Stated exercise ▸ Check every line below for the string "temperature", and copy the lines that contain it.

Extracted data ▸
::::

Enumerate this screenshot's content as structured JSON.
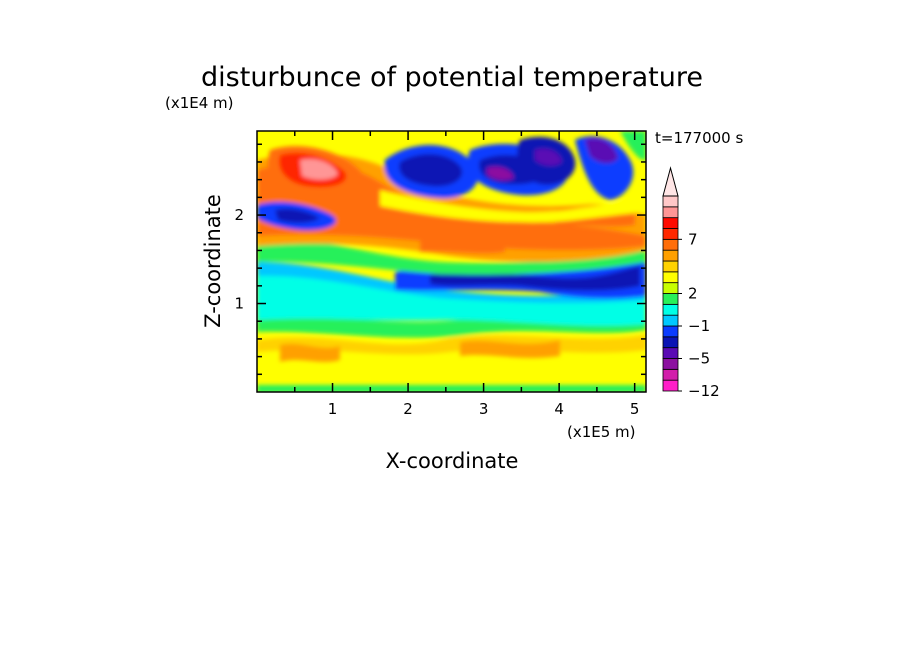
{
  "chart_data": {
    "type": "heatmap",
    "title": "disturbunce of potential temperature",
    "xlabel": "X-coordinate",
    "ylabel": "Z-coordinate",
    "x_unit": "(x1E5 m)",
    "y_unit": "(x1E4 m)",
    "time_label": "t=177000 s",
    "xlim": [
      0,
      5.15
    ],
    "ylim": [
      0,
      2.95
    ],
    "x_ticks": [
      1,
      2,
      3,
      4,
      5
    ],
    "y_ticks": [
      1,
      2
    ],
    "x_tick_labels": [
      "1",
      "2",
      "3",
      "4",
      "5"
    ],
    "y_tick_labels": [
      "1",
      "2"
    ],
    "colorbar": {
      "colors": [
        "#ff1ec8",
        "#d21eaa",
        "#8c10a0",
        "#5a0ab4",
        "#0a14b4",
        "#0a3cff",
        "#00c8ff",
        "#00ffe6",
        "#28f05a",
        "#c8ff00",
        "#ffff00",
        "#ffd200",
        "#ffa000",
        "#ff6e0a",
        "#ff2800",
        "#ff0a00",
        "#ff9696",
        "#ffc8c8"
      ],
      "top_arrow_color": "#ffe6e6",
      "labels": [
        "7",
        "2",
        "−1",
        "−5",
        "−12"
      ]
    },
    "field_note": "Filled contours of potential temperature disturbance: warm (orange/red) layer near z~2.1-2.6, cold (blue/purple) patches near z~2.5-2.8, cyan/blue band around z~1.0-1.4, yellow/orange near the surface."
  }
}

::::

Correct answer ▸
    "title": "disturbunce of potential temperature",
    "field_note": "Filled contours of potential temperature disturbance: warm (orange/red) layer near z~2.1-2.6, cold (blue/purple) patches near z~2.5-2.8, cyan/blue band around z~1.0-1.4, yellow/orange near the surface."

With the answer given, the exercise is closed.